_WHAT YOU ARE ASKED TO DO_
Put the records into a numbered list, starting at the line that contains "lane-2 xyxy=(180,38,223,467)" and ending at the line that contains "marker-label: 250 xyxy=(42,49,71,67)", and omit blank lines.

--- start ---

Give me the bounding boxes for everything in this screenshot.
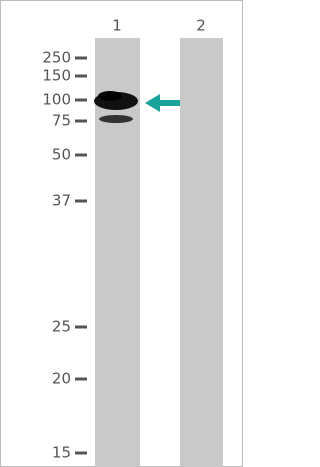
lane-2 xyxy=(180,38,223,467)
marker-label: 100 xyxy=(42,91,71,109)
marker-label: 20 xyxy=(52,370,71,388)
western-blot: 1 2 250 150 100 75 50 37 25 20 15 xyxy=(0,0,243,467)
marker-label: 25 xyxy=(52,318,71,336)
marker-label: 75 xyxy=(52,112,71,130)
marker-label: 50 xyxy=(52,146,71,164)
lane-label: 2 xyxy=(196,17,206,35)
marker-label: 150 xyxy=(42,67,71,85)
band-lower xyxy=(99,115,133,123)
band-main-core xyxy=(98,91,122,101)
marker-label: 37 xyxy=(52,192,71,210)
marker-label: 250 xyxy=(42,49,71,67)
lane-label: 1 xyxy=(112,17,122,35)
marker-label: 15 xyxy=(52,444,71,462)
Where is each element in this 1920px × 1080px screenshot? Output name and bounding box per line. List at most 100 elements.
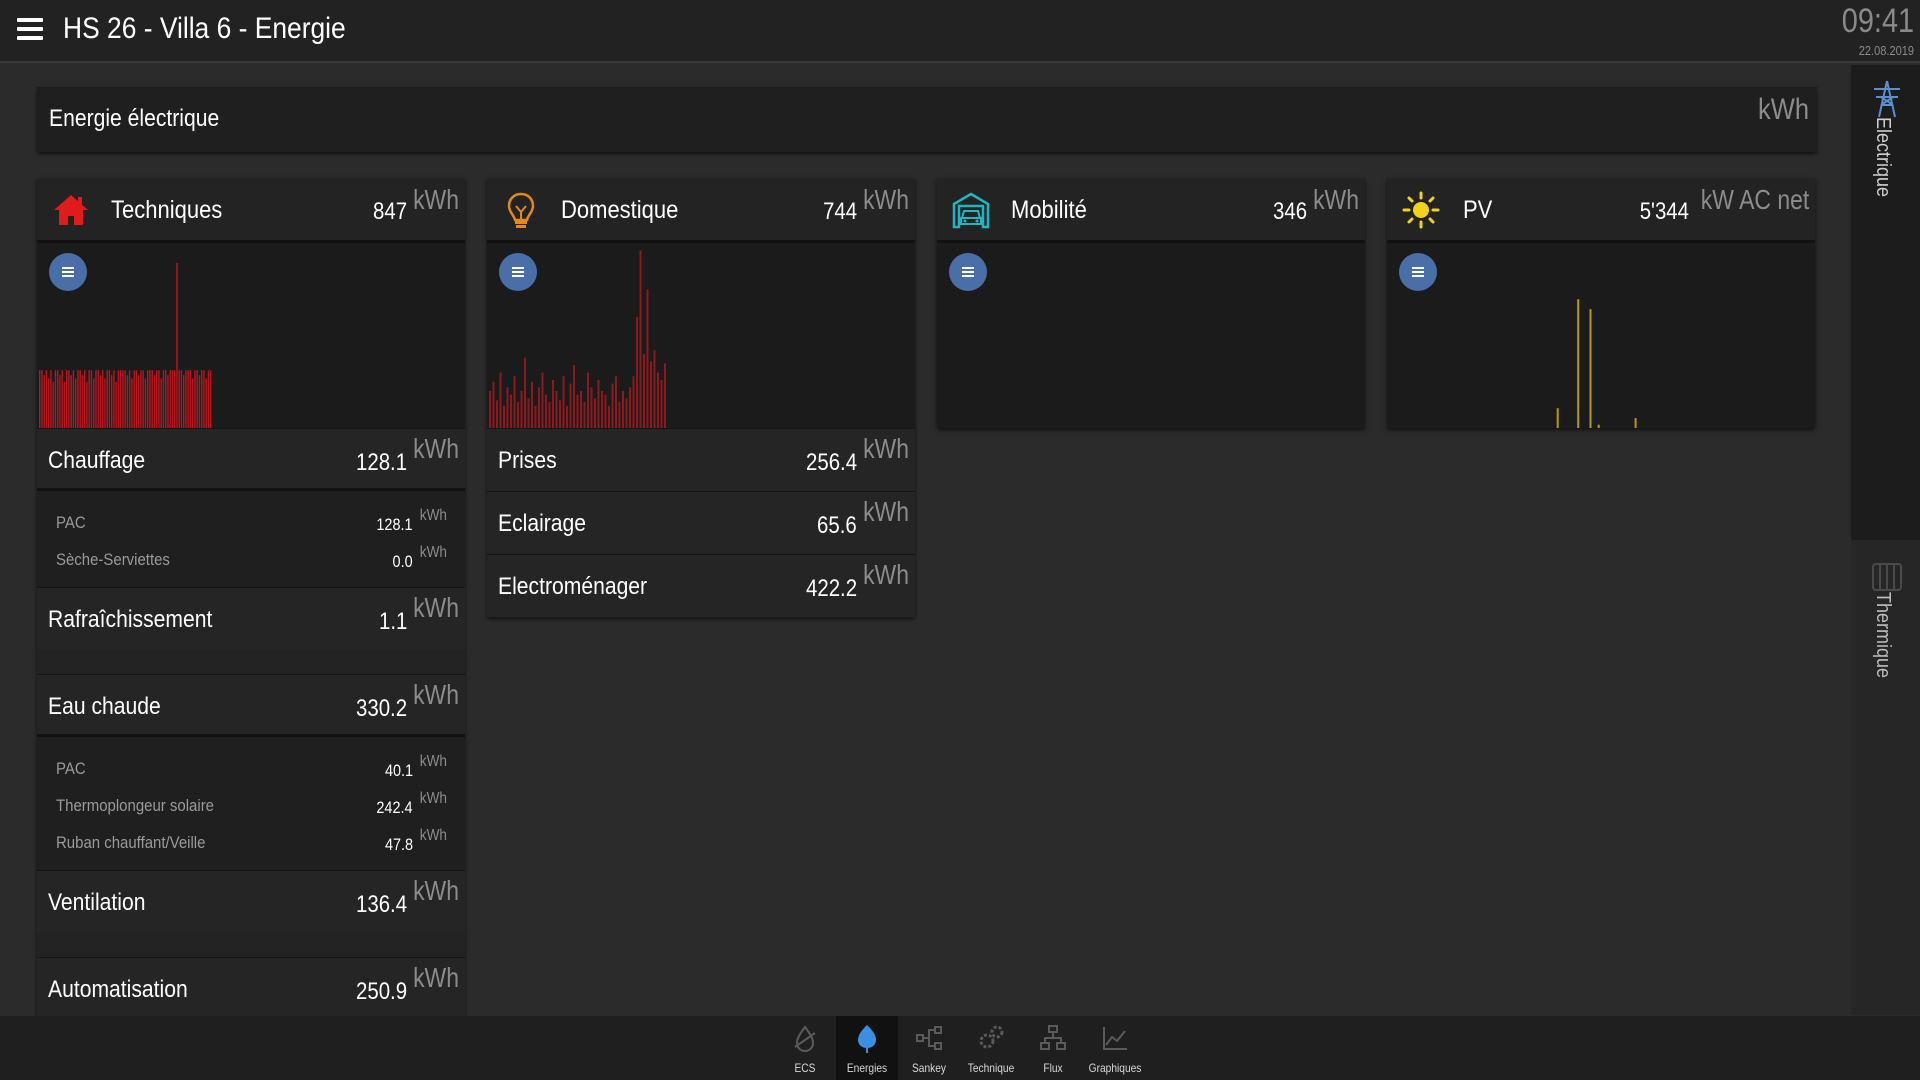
chart-bar [192, 378, 194, 428]
row-eau-chaude[interactable]: Eau chaude 330.2 kWh [37, 674, 465, 744]
chart-bar [205, 378, 207, 428]
chart-bar [1589, 309, 1592, 428]
row-chauffage[interactable]: Chauffage 128.1 kWh [37, 428, 465, 498]
nav-energies[interactable]: Energies [836, 1016, 898, 1080]
clock-time: 09:41 [1841, 2, 1914, 40]
card-pv-unit: kW AC net [1700, 184, 1809, 215]
chart-bar [555, 391, 558, 428]
bottom-nav: ECS Energies Sankey Technique [0, 1016, 1920, 1080]
ecs-icon [794, 1025, 816, 1053]
garage-car-icon [952, 192, 990, 229]
chart-bar [176, 263, 178, 428]
nav-sankey[interactable]: Sankey [898, 1016, 960, 1080]
chart-bar [531, 381, 533, 428]
chart-bar [97, 370, 99, 428]
chart-bar [126, 375, 129, 428]
chart-bar [86, 381, 88, 428]
side-tab-electrique[interactable]: Electrique [1851, 65, 1920, 540]
chart-menu-button[interactable] [49, 253, 87, 291]
chart-bar [499, 372, 502, 428]
row-label: Chauffage [48, 447, 146, 474]
chart-menu-button[interactable] [499, 253, 537, 291]
chart-bar [632, 376, 635, 428]
summary-label: Energie électrique [49, 105, 220, 132]
chart-bar [601, 391, 603, 428]
chart-bar [639, 250, 642, 428]
chart-bar [1577, 299, 1580, 428]
card-domestique-header[interactable]: Domestique 744 kWh [487, 178, 915, 250]
chart-bar [156, 370, 158, 428]
chart-bar [496, 400, 498, 428]
chart-bar [142, 370, 144, 428]
row-ventilation[interactable]: Ventilation 136.4 kWh [37, 870, 465, 933]
row-label: Electroménager [498, 573, 648, 600]
chauffage-subrows: PAC 128.1 kWh Sèche-Serviettes 0.0 kWh [37, 491, 465, 587]
row-label: Automatisation [48, 976, 188, 1003]
row-eclairage[interactable]: Eclairage 65.6 kWh [487, 491, 915, 554]
chart-bar [169, 370, 171, 428]
chart-bar [81, 375, 84, 428]
card-mobilite-value: 346 [1272, 198, 1307, 225]
row-value: 330.2 [355, 695, 407, 722]
chart-bar [63, 381, 66, 428]
card-mobilite-header[interactable]: Mobilité 346 kWh [937, 178, 1365, 250]
chart-bar [597, 379, 600, 428]
chart-bar [643, 354, 645, 428]
chart-bar [566, 405, 568, 428]
subrow-label: Sèche-Serviettes [56, 550, 170, 569]
row-rafraichissement[interactable]: Rafraîchissement 1.1 kWh [37, 587, 465, 650]
energies-drop-icon [858, 1025, 876, 1053]
chart-bar [95, 370, 97, 428]
chart-bar [604, 394, 607, 428]
chart-bar [151, 370, 153, 428]
chart-bar [187, 370, 189, 428]
side-tab-thermique[interactable]: Thermique [1851, 540, 1920, 1015]
hamburger-menu-icon[interactable] [17, 18, 43, 40]
row-unit: kWh [413, 875, 459, 906]
row-value: 65.6 [817, 512, 857, 539]
chart-bar [135, 370, 138, 428]
nav-ecs[interactable]: ECS [774, 1016, 836, 1080]
card-techniques-unit: kWh [413, 184, 459, 215]
card-mobilite: Mobilité 346 kWh [937, 178, 1365, 428]
card-domestique: Domestique 744 kWh Prises 256.4 kWh Ecla… [487, 178, 915, 617]
nav-flux[interactable]: Flux [1022, 1016, 1084, 1080]
header-bar: HS 26 - Villa 6 - Energie 09:41 22.08.20… [0, 0, 1920, 63]
chart-menu-button[interactable] [1399, 253, 1437, 291]
row-unit: kWh [413, 433, 459, 464]
chart-bar [203, 370, 205, 428]
subrow-label: Ruban chauffant/Veille [56, 833, 206, 852]
chart-bar [510, 394, 512, 428]
chart-bar [45, 370, 48, 428]
row-prises[interactable]: Prises 256.4 kWh [487, 428, 915, 491]
chart-bar [573, 365, 575, 428]
eau-chaude-subrows: PAC 40.1 kWh Thermoplongeur solaire 242.… [37, 737, 465, 870]
row-automatisation[interactable]: Automatisation 250.9 kWh [37, 957, 465, 1020]
chart-bar [210, 370, 212, 428]
chart-bar [131, 378, 133, 428]
row-value: 256.4 [805, 449, 857, 476]
chart-bar [1556, 408, 1559, 428]
chart-bar [198, 375, 201, 428]
chart-bar [552, 379, 554, 428]
chart-bar [165, 370, 167, 428]
card-pv-header[interactable]: PV 5'344 kW AC net [1387, 178, 1815, 250]
nav-technique[interactable]: Technique [960, 1016, 1022, 1080]
page-title: HS 26 - Villa 6 - Energie [63, 12, 346, 45]
chart-bar [594, 398, 596, 428]
chart-bar [158, 370, 160, 428]
chart-bar [590, 387, 593, 428]
subrow-pac: PAC 40.1 kWh [37, 751, 465, 788]
domestique-chart [487, 243, 915, 428]
row-electromenager[interactable]: Electroménager 422.2 kWh [487, 554, 915, 617]
chart-bar [75, 378, 77, 428]
card-techniques-header[interactable]: Techniques 847 kWh [37, 178, 465, 250]
chart-bar [185, 370, 187, 428]
chart-bar [50, 370, 52, 428]
chart-bar [646, 289, 649, 428]
chart-menu-button[interactable] [949, 253, 987, 291]
nav-label: Graphiques [1088, 1061, 1142, 1075]
heater-icon [1872, 563, 1902, 591]
chart-bar [517, 402, 519, 428]
nav-graphiques[interactable]: Graphiques [1084, 1016, 1146, 1080]
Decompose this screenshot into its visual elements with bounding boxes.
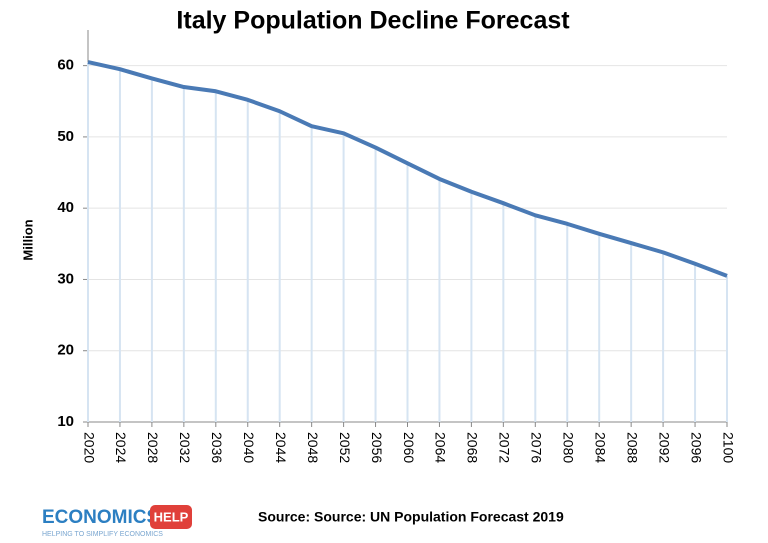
y-tick-label: 20 <box>57 342 74 359</box>
x-tick-label: 2080 <box>561 432 577 463</box>
x-tick-label: 2092 <box>656 432 672 463</box>
x-tick-label: 2072 <box>497 432 513 463</box>
source: Source: Source: UN Population Forecast 2… <box>258 509 564 525</box>
logo-tagline: HELPING TO SIMPLIFY ECONOMICS <box>42 531 163 538</box>
x-tick-label: 2084 <box>592 432 608 463</box>
logo-badge <box>150 505 192 529</box>
x-tick-label: 2036 <box>209 432 225 463</box>
logo-badge-text: HELP <box>154 509 189 524</box>
y-tick-label: 60 <box>57 57 74 74</box>
x-tick-label: 2044 <box>273 432 289 463</box>
x-tick-label: 2076 <box>529 432 545 463</box>
logo: ECONOMICS HELP HELPING TO SIMPLIFY ECONO… <box>42 505 192 538</box>
x-tick-label: 2056 <box>369 432 385 463</box>
x-tick-label: 2060 <box>401 432 417 463</box>
x-tick-label: 2020 <box>81 432 97 463</box>
y-tick-label: 30 <box>57 270 74 287</box>
x-tick-label: 2028 <box>145 432 161 463</box>
x-tick-label: 2088 <box>624 432 640 463</box>
y-tick-label: 40 <box>57 199 74 216</box>
logo-text: ECONOMICS <box>42 507 159 528</box>
x-tick-label: 2048 <box>305 432 321 463</box>
x-tick-label: 2024 <box>113 432 129 463</box>
x-tick-label: 2064 <box>433 432 449 463</box>
x-tick-label: 2052 <box>337 432 353 463</box>
x-tick-label: 2032 <box>177 432 193 463</box>
y-axis-label: Million <box>20 219 35 260</box>
line <box>87 60 728 278</box>
chart-title: Italy Population Decline Forecast <box>176 7 570 35</box>
x-tick-label: 2068 <box>465 432 481 463</box>
x-tick-label: 2096 <box>688 432 704 463</box>
y-tick-label: 50 <box>57 128 74 145</box>
x-tick-label: 2040 <box>241 432 257 463</box>
x-tick-label: 2100 <box>720 432 736 463</box>
y-tick-label: 10 <box>57 413 74 430</box>
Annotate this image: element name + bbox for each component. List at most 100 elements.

--- end ---

_FINISHED TASK_
1. lane-2 xyxy=(180,38,223,467)
2. marker-label: 100 xyxy=(42,91,71,109)
3. marker-label: 20 xyxy=(52,370,71,388)
4. western-blot: 1 2 250 150 100 75 50 37 25 20 15 xyxy=(0,0,243,467)
5. marker-label: 25 xyxy=(52,318,71,336)
6. marker-label: 75 xyxy=(52,112,71,130)
7. marker-label: 50 xyxy=(52,146,71,164)
8. lane-label: 2 xyxy=(196,17,206,35)
9. marker-label: 150 xyxy=(42,67,71,85)
10. band-lower xyxy=(99,115,133,123)
11. band-main-core xyxy=(98,91,122,101)
12. marker-label: 37 xyxy=(52,192,71,210)
13. marker-label: 250 xyxy=(42,49,71,67)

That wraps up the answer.